## Job
Pick out each line containing the string "Pumping".

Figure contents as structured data
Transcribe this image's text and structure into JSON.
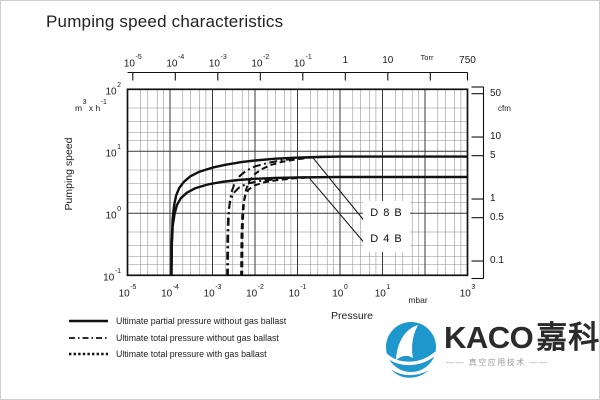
{
  "title": "Pumping speed characteristics",
  "colors": {
    "ink": "#111111",
    "grid_major": "#3a3a3a",
    "grid_minor": "#8c8c8c",
    "logo_blue": "#1e97cd",
    "logo_text": "#2b2b2b",
    "logo_tagline_gray": "#9a9a9a"
  },
  "chart_data": {
    "type": "line",
    "title": "Pumping speed characteristics",
    "xlabel": "Pressure",
    "ylabel": "Pumping speed",
    "x_unit_bottom": "mbar",
    "x_unit_top": "Torr",
    "y_unit_left": "m^3 x h^-1",
    "y_unit_right": "cfm",
    "xlim_mbar": [
      1e-05,
      1000.0
    ],
    "ylim_m3h": [
      0.1,
      100
    ],
    "grid": {
      "x_minor_multiples": [
        2,
        3,
        5,
        7
      ],
      "y_minor_multiples": [
        1.5,
        2,
        3,
        5
      ]
    },
    "bottom_ticks_mbar": [
      {
        "v": 1e-05,
        "label": "10^-5"
      },
      {
        "v": 0.0001,
        "label": "10^-4"
      },
      {
        "v": 0.001,
        "label": "10^-3"
      },
      {
        "v": 0.01,
        "label": "10^-2"
      },
      {
        "v": 0.1,
        "label": "10^-1"
      },
      {
        "v": 1,
        "label": "10^0"
      },
      {
        "v": 10,
        "label": "10^1"
      },
      {
        "v": 100,
        "label": ""
      },
      {
        "v": 1000,
        "label": "10^3"
      }
    ],
    "top_ticks_torr": [
      {
        "v": 1e-05,
        "label": "10^-5"
      },
      {
        "v": 0.0001,
        "label": "10^-4"
      },
      {
        "v": 0.001,
        "label": "10^-3"
      },
      {
        "v": 0.01,
        "label": "10^-2"
      },
      {
        "v": 0.1,
        "label": "10^-1"
      },
      {
        "v": 1,
        "label": "1"
      },
      {
        "v": 10,
        "label": "10"
      },
      {
        "v": 100,
        "label": ""
      },
      {
        "v": 750,
        "label": "750"
      }
    ],
    "left_ticks_m3h": [
      {
        "v": 100,
        "label": "10^2"
      },
      {
        "v": 10,
        "label": "10^1"
      },
      {
        "v": 1,
        "label": "10^0"
      },
      {
        "v": 0.1,
        "label": "10^-1"
      }
    ],
    "right_ticks_cfm": [
      {
        "v": 50,
        "label": "50"
      },
      {
        "v": 10,
        "label": "10"
      },
      {
        "v": 5,
        "label": "5"
      },
      {
        "v": 1,
        "label": "1"
      },
      {
        "v": 0.5,
        "label": "0.5"
      },
      {
        "v": 0.1,
        "label": "0.1"
      }
    ],
    "series": [
      {
        "pump": "D 8 B",
        "style": "solid",
        "meaning": "Ultimate partial pressure without gas ballast",
        "points": [
          [
            0.000108,
            0.095
          ],
          [
            0.00011,
            0.35
          ],
          [
            0.000115,
            0.8
          ],
          [
            0.000125,
            1.35
          ],
          [
            0.00014,
            1.95
          ],
          [
            0.000165,
            2.55
          ],
          [
            0.00021,
            3.2
          ],
          [
            0.0003,
            3.95
          ],
          [
            0.0005,
            4.7
          ],
          [
            0.001,
            5.45
          ],
          [
            0.002,
            6.05
          ],
          [
            0.005,
            6.75
          ],
          [
            0.01,
            7.1
          ],
          [
            0.03,
            7.6
          ],
          [
            0.1,
            7.9
          ],
          [
            0.3,
            8.1
          ],
          [
            1,
            8.2
          ],
          [
            1000,
            8.2
          ]
        ]
      },
      {
        "pump": "D 4 B",
        "style": "solid",
        "meaning": "Ultimate partial pressure without gas ballast",
        "points": [
          [
            0.000108,
            0.095
          ],
          [
            0.00011,
            0.3
          ],
          [
            0.000116,
            0.62
          ],
          [
            0.000128,
            0.98
          ],
          [
            0.000145,
            1.35
          ],
          [
            0.00018,
            1.75
          ],
          [
            0.00025,
            2.15
          ],
          [
            0.0004,
            2.55
          ],
          [
            0.00075,
            2.9
          ],
          [
            0.0016,
            3.2
          ],
          [
            0.004,
            3.45
          ],
          [
            0.01,
            3.6
          ],
          [
            0.03,
            3.72
          ],
          [
            0.1,
            3.8
          ],
          [
            1,
            3.85
          ],
          [
            1000,
            3.85
          ]
        ]
      },
      {
        "pump": "D 8 B",
        "style": "dash-dot",
        "meaning": "Ultimate total pressure without gas ballast",
        "points": [
          [
            0.0023,
            0.095
          ],
          [
            0.00234,
            0.45
          ],
          [
            0.00242,
            0.95
          ],
          [
            0.00255,
            1.55
          ],
          [
            0.0028,
            2.2
          ],
          [
            0.0033,
            3.0
          ],
          [
            0.0042,
            3.9
          ],
          [
            0.006,
            4.8
          ],
          [
            0.01,
            5.7
          ],
          [
            0.02,
            6.5
          ],
          [
            0.045,
            7.2
          ],
          [
            0.1,
            7.7
          ],
          [
            0.25,
            8.05
          ],
          [
            0.5,
            8.2
          ]
        ]
      },
      {
        "pump": "D 4 B",
        "style": "dash-dot",
        "meaning": "Ultimate total pressure without gas ballast",
        "points": [
          [
            0.0022,
            0.095
          ],
          [
            0.00224,
            0.4
          ],
          [
            0.00232,
            0.8
          ],
          [
            0.00245,
            1.25
          ],
          [
            0.0027,
            1.7
          ],
          [
            0.0032,
            2.15
          ],
          [
            0.0042,
            2.6
          ],
          [
            0.0065,
            3.0
          ],
          [
            0.012,
            3.3
          ],
          [
            0.03,
            3.55
          ],
          [
            0.08,
            3.75
          ],
          [
            0.18,
            3.82
          ]
        ]
      },
      {
        "pump": "D 8 B",
        "style": "dashed",
        "meaning": "Ultimate total pressure with gas ballast",
        "points": [
          [
            0.005,
            0.095
          ],
          [
            0.0051,
            0.5
          ],
          [
            0.0053,
            1.05
          ],
          [
            0.0056,
            1.7
          ],
          [
            0.0062,
            2.45
          ],
          [
            0.0073,
            3.3
          ],
          [
            0.0095,
            4.2
          ],
          [
            0.014,
            5.1
          ],
          [
            0.023,
            6.0
          ],
          [
            0.045,
            6.8
          ],
          [
            0.09,
            7.4
          ],
          [
            0.2,
            7.9
          ],
          [
            0.4,
            8.1
          ],
          [
            0.6,
            8.2
          ]
        ]
      },
      {
        "pump": "D 4 B",
        "style": "dashed",
        "meaning": "Ultimate total pressure with gas ballast",
        "points": [
          [
            0.0047,
            0.095
          ],
          [
            0.0048,
            0.45
          ],
          [
            0.005,
            0.9
          ],
          [
            0.0053,
            1.4
          ],
          [
            0.0059,
            1.9
          ],
          [
            0.007,
            2.4
          ],
          [
            0.0095,
            2.8
          ],
          [
            0.016,
            3.15
          ],
          [
            0.035,
            3.45
          ],
          [
            0.08,
            3.65
          ],
          [
            0.2,
            3.8
          ],
          [
            0.4,
            3.85
          ]
        ]
      }
    ],
    "annotations": [
      {
        "label": "D 8 B",
        "attach_mbar": 0.23,
        "attach_m3h": 7.9
      },
      {
        "label": "D 4 B",
        "attach_mbar": 0.19,
        "attach_m3h": 3.7
      }
    ],
    "legend_position": "bottom-left"
  },
  "legend": {
    "items": [
      {
        "style": "solid",
        "label": "Ultimate partial pressure without gas ballast"
      },
      {
        "style": "dash-dot",
        "label": "Ultimate total pressure without gas ballast"
      },
      {
        "style": "dashed-dense",
        "label": "Ultimate total pressure with gas ballast"
      }
    ]
  },
  "logo": {
    "name_latin": "KACO",
    "name_cn": "嘉科",
    "tagline": "—— 真空应用技术 ——"
  }
}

## Task response
  "title": "Pumping speed characteristics",
    "title": "Pumping speed characteristics",
    "ylabel": "Pumping speed",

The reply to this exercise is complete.